• The request:
Write out every entry word for word.

(Saved entries)
======

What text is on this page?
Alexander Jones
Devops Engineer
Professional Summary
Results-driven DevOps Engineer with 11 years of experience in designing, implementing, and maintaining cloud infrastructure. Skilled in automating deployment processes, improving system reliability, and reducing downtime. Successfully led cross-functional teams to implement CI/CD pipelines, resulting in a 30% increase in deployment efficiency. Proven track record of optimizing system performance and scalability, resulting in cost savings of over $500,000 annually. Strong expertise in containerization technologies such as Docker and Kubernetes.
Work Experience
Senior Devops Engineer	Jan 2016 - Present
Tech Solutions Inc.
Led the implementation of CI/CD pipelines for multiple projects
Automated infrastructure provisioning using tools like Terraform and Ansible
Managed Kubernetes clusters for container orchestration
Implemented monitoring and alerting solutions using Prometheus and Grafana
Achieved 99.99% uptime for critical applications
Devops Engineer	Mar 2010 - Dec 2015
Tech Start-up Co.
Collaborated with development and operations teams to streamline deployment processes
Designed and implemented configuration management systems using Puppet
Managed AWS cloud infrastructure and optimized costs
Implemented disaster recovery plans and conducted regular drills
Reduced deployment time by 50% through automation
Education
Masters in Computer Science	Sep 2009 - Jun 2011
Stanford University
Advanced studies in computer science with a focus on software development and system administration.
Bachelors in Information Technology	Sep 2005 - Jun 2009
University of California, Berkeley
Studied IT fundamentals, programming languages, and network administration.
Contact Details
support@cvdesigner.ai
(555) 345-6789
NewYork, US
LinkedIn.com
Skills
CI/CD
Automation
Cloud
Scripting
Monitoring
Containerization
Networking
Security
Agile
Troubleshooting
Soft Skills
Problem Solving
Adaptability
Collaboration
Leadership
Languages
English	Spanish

======

• Finished exercise:
What text is on this page?
Alexander Jones
Devops Engineer
Professional Summary
Results-driven DevOps Engineer with 11 years of experience in designing, implementing, and maintaining cloud infrastructure. Skilled in automating deployment processes, improving system reliability, and reducing downtime. Successfully led cross-functional teams to implement CI/CD pipelines, resulting in a 30% increase in deployment efficiency. Proven track record of optimizing system performance and scalability, resulting in cost savings of over $500,000 annually. Strong expertise in containerization technologies such as Docker and Kubernetes.
Work Experience
Senior Devops Engineer	Jan 2016 - Present
Tech Solutions Inc.
Led the implementation of CI/CD pipelines for multiple projects
Automated infrastructure provisioning using tools like Terraform and Ansible
Managed Kubernetes clusters for container orchestration
Implemented monitoring and alerting solutions using Prometheus and Grafana
Achieved 99.99% uptime for critical applications
Devops Engineer	Mar 2010 - Dec 2015
Tech Start-up Co.
Collaborated with development and operations teams to streamline deployment processes
Designed and implemented configuration management systems using Puppet
Managed AWS cloud infrastructure and optimized costs
Implemented disaster recovery plans and conducted regular drills
Reduced deployment time by 50% through automation
Education
Masters in Computer Science	Sep 2009 - Jun 2011
Stanford University
Advanced studies in computer science with a focus on software development and system administration.
Bachelors in Information Technology	Sep 2005 - Jun 2009
University of California, Berkeley
Studied IT fundamentals, programming languages, and network administration.
Contact Details
support@cvdesigner.ai
(555) 345-6789
NewYork, US
LinkedIn.com
Skills
CI/CD
Automation
Cloud
Scripting
Monitoring
Containerization
Networking
Security
Agile
Troubleshooting
Soft Skills
Problem Solving
Adaptability
Collaboration
Leadership
Languages
English	Spanish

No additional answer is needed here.